**Work instructions**
a) Answer each question from the cross-Strait passage, one answer per line:
(i) How many seats did the New Power Party win in the legislature elected in 2016?
(ii) What did concerns about the services agreement spur in the spring of 2014?
(iii) What kind of legislation does the passage call a top DPP priority for 2016?
b) Carry the cross-Strait passage forward, starting after its final sentence.

**Selection**
******

More significant politically, many Taiwanese saw the benefits from cross-Strait economic integration as going overwhelmingly to a small elite. Ma-era policies toward the Mainland became entwined with public perceptions of unacceptably high levels of inequality. Especially for younger Taiwanese with little sense of connection to China and much anxiety about their own economic futures, the Ma government’s steps toward further opening to the Mainland were not just inadequate as solutions; they were part of the problem. The most striking example was the reaction to the proposed cross-Strait agreement on trade in services—one of nearly two dozen follow-on agreements to the Economic Cooperation Framework Agreement reached in the early days of the Ma administration. Concerns about the agreement and the Ma administration’s push for it spurred the Sunflower Movement and the student-led occupation of the legislature in the spring of 2014, contributed to stunning KMT defeats in local elections in November 2014, and led to the formation of the New Power Party which became (albeit with a mere five of 113 seats) the third largest party in the legislature elected in 2016.

The controversy over the cross-Strait agreement on trade in services also indicated connections between cross-Strait relations and Taiwan’s 2016 electoral politics that extended beyond economic issues. Much of what drove the Sunflower Movement and the 2014 election losses that presaged the KMT’s defeat in 2016 was the way the trade agreement had proceeded through the KMT-controlled legislature. The severely truncated debate and lack of substantive deliberation prompted sharp denunciations of a lack of transparency and democracy, and successful calls for the introduction of new legislation to provide for more detailed and substantive legislative scrutiny of cross-Strait agreements. (The legislation, although still unenacted, is a top DPP priority for 2016.)  At the same time, the Ma administration’s ultimate failure to secure legislative approval despite the KMT’s large parliamentary majority became part of a broader narrative of the ineffectiveness and dysfunction of the Ma administration and KMT-controlled government.

******

**Supplied entries**
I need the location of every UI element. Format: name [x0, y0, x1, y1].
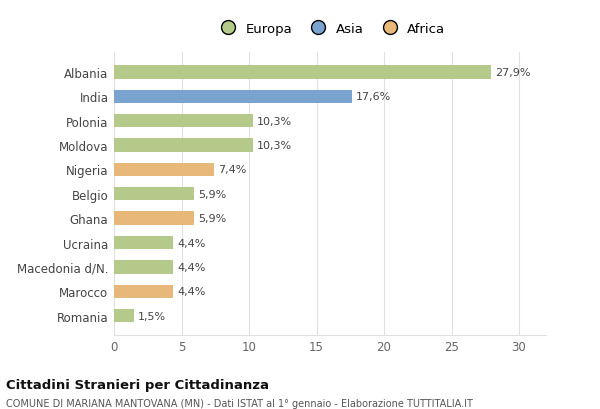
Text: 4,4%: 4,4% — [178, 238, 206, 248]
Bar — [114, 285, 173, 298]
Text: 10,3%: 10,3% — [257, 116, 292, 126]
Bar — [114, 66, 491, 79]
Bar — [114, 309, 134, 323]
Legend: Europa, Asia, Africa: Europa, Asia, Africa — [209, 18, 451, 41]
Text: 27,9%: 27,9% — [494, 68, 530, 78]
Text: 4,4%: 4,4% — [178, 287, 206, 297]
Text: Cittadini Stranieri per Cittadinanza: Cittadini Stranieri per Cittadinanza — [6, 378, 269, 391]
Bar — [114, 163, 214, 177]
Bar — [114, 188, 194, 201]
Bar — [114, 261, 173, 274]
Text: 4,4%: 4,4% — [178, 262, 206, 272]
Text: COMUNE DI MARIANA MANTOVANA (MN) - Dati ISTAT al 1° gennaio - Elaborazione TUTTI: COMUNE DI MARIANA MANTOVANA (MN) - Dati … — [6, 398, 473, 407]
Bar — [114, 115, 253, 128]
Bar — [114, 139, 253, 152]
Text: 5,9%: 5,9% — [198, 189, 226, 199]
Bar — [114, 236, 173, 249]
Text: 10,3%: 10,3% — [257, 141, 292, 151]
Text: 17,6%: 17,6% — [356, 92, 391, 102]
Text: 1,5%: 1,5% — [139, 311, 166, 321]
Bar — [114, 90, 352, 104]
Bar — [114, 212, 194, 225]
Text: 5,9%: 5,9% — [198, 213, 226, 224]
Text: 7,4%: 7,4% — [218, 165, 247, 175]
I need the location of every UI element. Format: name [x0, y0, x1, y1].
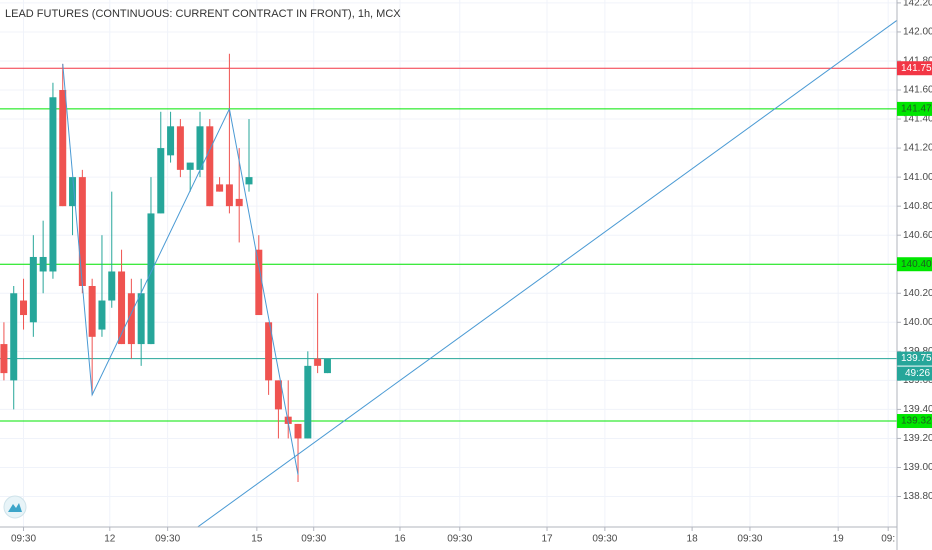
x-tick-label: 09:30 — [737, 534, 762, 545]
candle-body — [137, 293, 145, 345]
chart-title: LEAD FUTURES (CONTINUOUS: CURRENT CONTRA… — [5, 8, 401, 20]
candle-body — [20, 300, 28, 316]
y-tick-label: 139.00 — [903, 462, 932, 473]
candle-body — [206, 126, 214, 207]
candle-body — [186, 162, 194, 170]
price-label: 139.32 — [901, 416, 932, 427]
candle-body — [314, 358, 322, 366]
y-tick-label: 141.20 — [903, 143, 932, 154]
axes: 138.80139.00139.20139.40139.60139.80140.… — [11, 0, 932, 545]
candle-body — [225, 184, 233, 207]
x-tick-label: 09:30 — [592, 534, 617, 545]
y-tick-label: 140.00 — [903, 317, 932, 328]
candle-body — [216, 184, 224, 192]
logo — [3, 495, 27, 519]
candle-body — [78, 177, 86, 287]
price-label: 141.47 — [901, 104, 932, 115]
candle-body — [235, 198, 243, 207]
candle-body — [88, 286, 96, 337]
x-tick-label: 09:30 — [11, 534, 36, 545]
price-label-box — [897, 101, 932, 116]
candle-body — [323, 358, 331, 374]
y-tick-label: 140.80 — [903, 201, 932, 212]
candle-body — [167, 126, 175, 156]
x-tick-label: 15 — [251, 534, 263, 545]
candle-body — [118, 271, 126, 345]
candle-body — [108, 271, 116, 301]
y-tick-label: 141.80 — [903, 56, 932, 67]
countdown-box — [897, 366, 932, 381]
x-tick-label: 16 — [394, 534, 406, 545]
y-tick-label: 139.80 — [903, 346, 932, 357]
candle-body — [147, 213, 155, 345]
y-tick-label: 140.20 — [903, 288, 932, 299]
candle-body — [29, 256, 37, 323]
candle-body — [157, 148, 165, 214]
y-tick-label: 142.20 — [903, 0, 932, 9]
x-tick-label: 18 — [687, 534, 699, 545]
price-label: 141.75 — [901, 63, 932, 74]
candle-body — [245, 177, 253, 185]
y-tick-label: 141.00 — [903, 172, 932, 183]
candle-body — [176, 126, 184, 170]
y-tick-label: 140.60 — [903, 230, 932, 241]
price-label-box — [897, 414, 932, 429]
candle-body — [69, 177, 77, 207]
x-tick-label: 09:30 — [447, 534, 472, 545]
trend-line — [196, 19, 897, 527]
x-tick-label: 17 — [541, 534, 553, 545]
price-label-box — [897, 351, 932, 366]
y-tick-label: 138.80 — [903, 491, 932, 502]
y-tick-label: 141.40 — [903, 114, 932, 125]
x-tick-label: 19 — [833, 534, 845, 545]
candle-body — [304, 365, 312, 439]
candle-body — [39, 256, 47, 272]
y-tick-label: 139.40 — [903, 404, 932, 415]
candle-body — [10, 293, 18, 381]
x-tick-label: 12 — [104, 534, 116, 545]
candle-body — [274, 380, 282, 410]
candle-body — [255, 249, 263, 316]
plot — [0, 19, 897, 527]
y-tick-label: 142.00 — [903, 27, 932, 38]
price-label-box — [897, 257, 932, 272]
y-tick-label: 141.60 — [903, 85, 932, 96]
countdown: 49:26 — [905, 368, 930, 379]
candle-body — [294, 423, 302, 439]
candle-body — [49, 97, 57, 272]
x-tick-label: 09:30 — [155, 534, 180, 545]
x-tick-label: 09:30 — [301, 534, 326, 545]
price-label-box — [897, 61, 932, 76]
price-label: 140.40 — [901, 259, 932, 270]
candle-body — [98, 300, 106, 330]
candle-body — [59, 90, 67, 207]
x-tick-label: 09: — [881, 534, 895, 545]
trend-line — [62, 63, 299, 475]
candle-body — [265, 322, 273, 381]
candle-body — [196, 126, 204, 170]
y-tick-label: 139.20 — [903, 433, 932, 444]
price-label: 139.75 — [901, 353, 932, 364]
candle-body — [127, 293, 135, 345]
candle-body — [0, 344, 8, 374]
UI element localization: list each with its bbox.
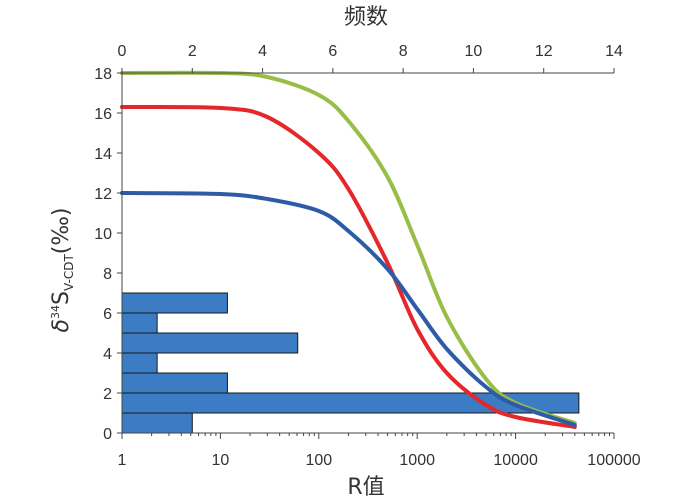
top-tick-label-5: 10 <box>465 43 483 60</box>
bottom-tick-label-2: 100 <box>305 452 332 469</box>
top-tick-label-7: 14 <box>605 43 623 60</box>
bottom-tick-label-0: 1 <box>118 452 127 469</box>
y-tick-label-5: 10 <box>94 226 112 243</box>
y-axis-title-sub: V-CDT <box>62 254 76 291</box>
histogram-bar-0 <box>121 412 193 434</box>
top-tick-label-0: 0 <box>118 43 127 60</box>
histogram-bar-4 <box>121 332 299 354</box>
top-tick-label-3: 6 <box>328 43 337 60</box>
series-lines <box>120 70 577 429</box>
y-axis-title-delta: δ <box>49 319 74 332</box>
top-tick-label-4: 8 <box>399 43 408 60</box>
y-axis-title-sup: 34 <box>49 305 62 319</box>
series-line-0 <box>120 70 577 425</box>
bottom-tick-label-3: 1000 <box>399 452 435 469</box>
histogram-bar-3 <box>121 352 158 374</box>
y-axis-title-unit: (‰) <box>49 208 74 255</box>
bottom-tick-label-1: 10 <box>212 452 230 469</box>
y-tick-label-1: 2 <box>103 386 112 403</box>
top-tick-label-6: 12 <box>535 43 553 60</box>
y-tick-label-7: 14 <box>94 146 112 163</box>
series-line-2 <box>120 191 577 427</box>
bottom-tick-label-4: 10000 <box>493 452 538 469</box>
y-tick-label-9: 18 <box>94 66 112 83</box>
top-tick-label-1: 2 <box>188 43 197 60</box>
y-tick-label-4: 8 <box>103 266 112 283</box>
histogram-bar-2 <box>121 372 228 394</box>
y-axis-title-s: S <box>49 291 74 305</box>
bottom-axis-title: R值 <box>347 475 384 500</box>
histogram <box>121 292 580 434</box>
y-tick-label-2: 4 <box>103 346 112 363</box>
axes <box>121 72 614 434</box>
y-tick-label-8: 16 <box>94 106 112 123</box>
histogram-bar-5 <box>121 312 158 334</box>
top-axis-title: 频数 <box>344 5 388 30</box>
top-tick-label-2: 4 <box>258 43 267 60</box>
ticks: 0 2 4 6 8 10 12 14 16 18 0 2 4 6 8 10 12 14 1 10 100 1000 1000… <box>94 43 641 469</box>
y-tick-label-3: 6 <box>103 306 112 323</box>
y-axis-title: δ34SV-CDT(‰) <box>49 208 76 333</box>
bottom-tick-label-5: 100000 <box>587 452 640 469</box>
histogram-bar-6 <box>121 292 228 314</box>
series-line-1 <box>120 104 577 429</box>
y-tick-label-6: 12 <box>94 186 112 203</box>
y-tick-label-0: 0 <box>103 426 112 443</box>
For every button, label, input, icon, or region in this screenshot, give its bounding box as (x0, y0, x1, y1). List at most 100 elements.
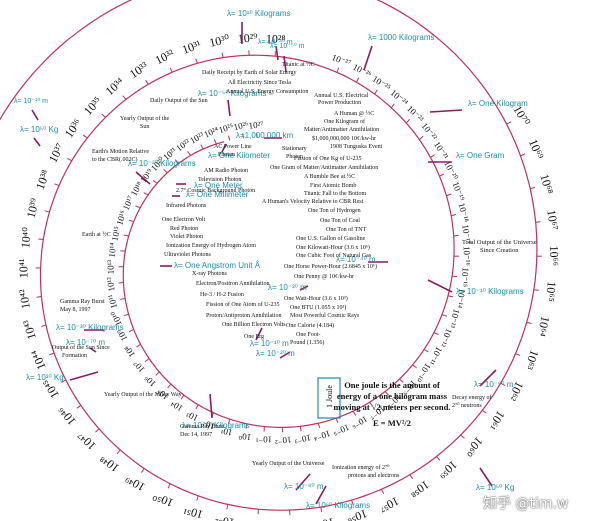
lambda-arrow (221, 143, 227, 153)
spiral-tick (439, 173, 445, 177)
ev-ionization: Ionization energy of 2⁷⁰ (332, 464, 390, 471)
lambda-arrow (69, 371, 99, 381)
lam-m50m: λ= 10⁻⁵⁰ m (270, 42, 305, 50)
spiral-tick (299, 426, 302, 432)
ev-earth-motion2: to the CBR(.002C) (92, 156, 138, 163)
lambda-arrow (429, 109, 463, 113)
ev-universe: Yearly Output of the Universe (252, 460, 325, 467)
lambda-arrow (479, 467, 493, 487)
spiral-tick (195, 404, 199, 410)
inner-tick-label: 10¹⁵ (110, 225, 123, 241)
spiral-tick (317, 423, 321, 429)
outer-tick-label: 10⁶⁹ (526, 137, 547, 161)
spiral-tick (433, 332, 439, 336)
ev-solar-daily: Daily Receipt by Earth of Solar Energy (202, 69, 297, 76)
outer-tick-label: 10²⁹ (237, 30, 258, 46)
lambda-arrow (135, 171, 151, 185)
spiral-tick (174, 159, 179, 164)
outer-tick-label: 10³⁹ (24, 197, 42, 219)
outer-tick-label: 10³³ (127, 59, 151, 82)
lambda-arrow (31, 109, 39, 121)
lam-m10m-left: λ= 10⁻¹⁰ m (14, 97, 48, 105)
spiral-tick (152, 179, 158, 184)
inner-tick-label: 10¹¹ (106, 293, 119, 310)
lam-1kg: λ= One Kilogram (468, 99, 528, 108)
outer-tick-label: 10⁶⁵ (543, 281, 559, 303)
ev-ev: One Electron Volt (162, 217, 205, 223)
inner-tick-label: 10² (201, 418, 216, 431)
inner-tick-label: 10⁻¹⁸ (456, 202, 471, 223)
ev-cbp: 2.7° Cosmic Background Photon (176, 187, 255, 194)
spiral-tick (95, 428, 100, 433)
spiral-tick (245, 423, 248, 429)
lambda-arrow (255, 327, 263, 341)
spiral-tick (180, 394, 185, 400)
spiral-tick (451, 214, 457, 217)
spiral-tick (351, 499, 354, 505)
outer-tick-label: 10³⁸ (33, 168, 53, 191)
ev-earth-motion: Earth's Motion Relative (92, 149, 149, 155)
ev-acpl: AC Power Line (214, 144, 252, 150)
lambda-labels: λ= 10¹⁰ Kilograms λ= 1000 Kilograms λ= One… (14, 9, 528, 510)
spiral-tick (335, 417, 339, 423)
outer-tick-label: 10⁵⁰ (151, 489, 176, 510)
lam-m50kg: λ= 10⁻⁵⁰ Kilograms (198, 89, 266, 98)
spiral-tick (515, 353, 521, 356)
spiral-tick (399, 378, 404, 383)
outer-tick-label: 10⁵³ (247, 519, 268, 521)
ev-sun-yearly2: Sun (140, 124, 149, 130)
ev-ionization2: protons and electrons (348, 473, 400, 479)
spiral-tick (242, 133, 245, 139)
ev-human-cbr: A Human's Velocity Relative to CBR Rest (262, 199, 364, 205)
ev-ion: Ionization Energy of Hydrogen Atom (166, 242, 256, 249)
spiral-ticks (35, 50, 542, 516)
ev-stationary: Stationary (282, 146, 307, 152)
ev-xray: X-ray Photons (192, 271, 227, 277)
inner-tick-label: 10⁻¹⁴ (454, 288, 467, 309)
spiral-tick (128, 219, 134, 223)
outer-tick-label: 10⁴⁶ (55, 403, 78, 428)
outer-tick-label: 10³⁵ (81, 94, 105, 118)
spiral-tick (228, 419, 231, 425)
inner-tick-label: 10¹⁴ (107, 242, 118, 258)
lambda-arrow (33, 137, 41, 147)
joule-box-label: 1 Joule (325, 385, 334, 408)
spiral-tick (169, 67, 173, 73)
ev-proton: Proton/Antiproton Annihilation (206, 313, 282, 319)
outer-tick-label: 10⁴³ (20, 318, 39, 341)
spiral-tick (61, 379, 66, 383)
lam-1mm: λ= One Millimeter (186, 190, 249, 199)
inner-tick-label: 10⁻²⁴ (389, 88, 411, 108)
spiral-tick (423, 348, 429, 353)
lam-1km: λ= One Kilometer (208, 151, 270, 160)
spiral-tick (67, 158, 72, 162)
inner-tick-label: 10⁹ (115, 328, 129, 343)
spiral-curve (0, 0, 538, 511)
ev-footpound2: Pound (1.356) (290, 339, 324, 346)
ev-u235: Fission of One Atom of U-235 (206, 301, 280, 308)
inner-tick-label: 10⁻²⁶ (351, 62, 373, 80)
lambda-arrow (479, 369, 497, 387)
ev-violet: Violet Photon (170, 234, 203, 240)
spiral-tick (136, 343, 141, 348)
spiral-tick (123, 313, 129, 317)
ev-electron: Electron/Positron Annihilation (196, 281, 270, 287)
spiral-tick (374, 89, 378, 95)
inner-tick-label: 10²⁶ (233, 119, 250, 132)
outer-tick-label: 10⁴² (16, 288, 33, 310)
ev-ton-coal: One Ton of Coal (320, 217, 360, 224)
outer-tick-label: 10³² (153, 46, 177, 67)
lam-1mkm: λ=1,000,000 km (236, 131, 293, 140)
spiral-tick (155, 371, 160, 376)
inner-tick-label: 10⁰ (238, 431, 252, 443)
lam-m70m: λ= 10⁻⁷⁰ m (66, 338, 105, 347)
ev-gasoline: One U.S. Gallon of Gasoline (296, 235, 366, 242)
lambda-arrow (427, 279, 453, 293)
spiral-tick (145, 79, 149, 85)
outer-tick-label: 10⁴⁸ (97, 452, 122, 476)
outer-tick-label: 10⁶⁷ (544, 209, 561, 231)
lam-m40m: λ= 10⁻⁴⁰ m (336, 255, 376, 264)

******

**Responses for each task**
a)
(i) Five of 113 seats.
(ii) The Sunflower Movement and the student-led occupation of the legislature.
(iii) Legislation providing for more detailed and substantive legislative scrutiny of cross-Strait agreements.

b)
While cross-Strait issues thus played a large (if sometimes underappreciated and somewhat indirect role) in the 2016 elections, they also will remain a crucial concern for the DPP-led government. As Tsai’s and other DPP leaders’ statements during the campaign and in the wake of victory have acknowledged, they face daunting problems, not least in economic policy. And success will be more achievable—or possible at all—if cross-Strait relations go reasonably well. As disappointing as the economic fruits of Ma-era cross-Strait policies have been (especially in the eyes of DPP supporters), Taiwan’s economic fortunes depend a great deal on ties to the Mainland (and, in turn, the increasingly questionable health of the Chinese economy).

More indirectly but no less significantly, stable cross-Strait relations are preconditions to Beijing’s acquiescence in—and, in turn, the overall prospects for—Taiwan’s pursuit of other international economic opportunities that figure prominently in Tsai’s policy agenda (and that were key goals for Ma as well), including free trade agreements with other partners in East and Southeast Asia and possible future membership in the U.S.-led Trans-Pacific Partnership (which includes many members susceptible to pressure from China) and the PRC-led Regional Comprehensive Economic Partnership. More broadly and most seriously, a new period of crisis or a deep and lasting chill in cross-Strait relations would create additional distractions undermining the ambitious agenda of domestic economic and social reform offered by Tsai and the DPP, could threaten Taiwan’s security, and might push a hard-pressed DPP government to adopt a political strategy that returns to traditional positions that Beijing and other critics would attack as “pro-independence.”

Domestic Politics, U.S. Relations, and Beijing (1): Tsai’s (Limited) Advantages

In navigating a difficult environment in external relations, President Tsai will enjoy, at least initially, some notable advantages. First, at home, the Tsai government should have some latitude to formulate and adjust cross-Strait policies. The likely correctly perceived link between Tsai’s embrace of a more moderate approach to Mainland policy and the DPP’s electoral success, and the substantial majority that Tsai’s DPP won in the legislature should mean that there will not be much effective pressure from the DPP’s “deep green” base (and the legislators most aligned with it) to move toward a “tougher” Mainland policy. This is all the more likely to be true if the DPP-led legislature adopts reforms to the legislature’s internal procedural rules—which under the KMT’s parliamentary head and Ma Ying-jeou’s bitter intra-party rival Wang Jin-pyng allowed a handful of members to block legislative action.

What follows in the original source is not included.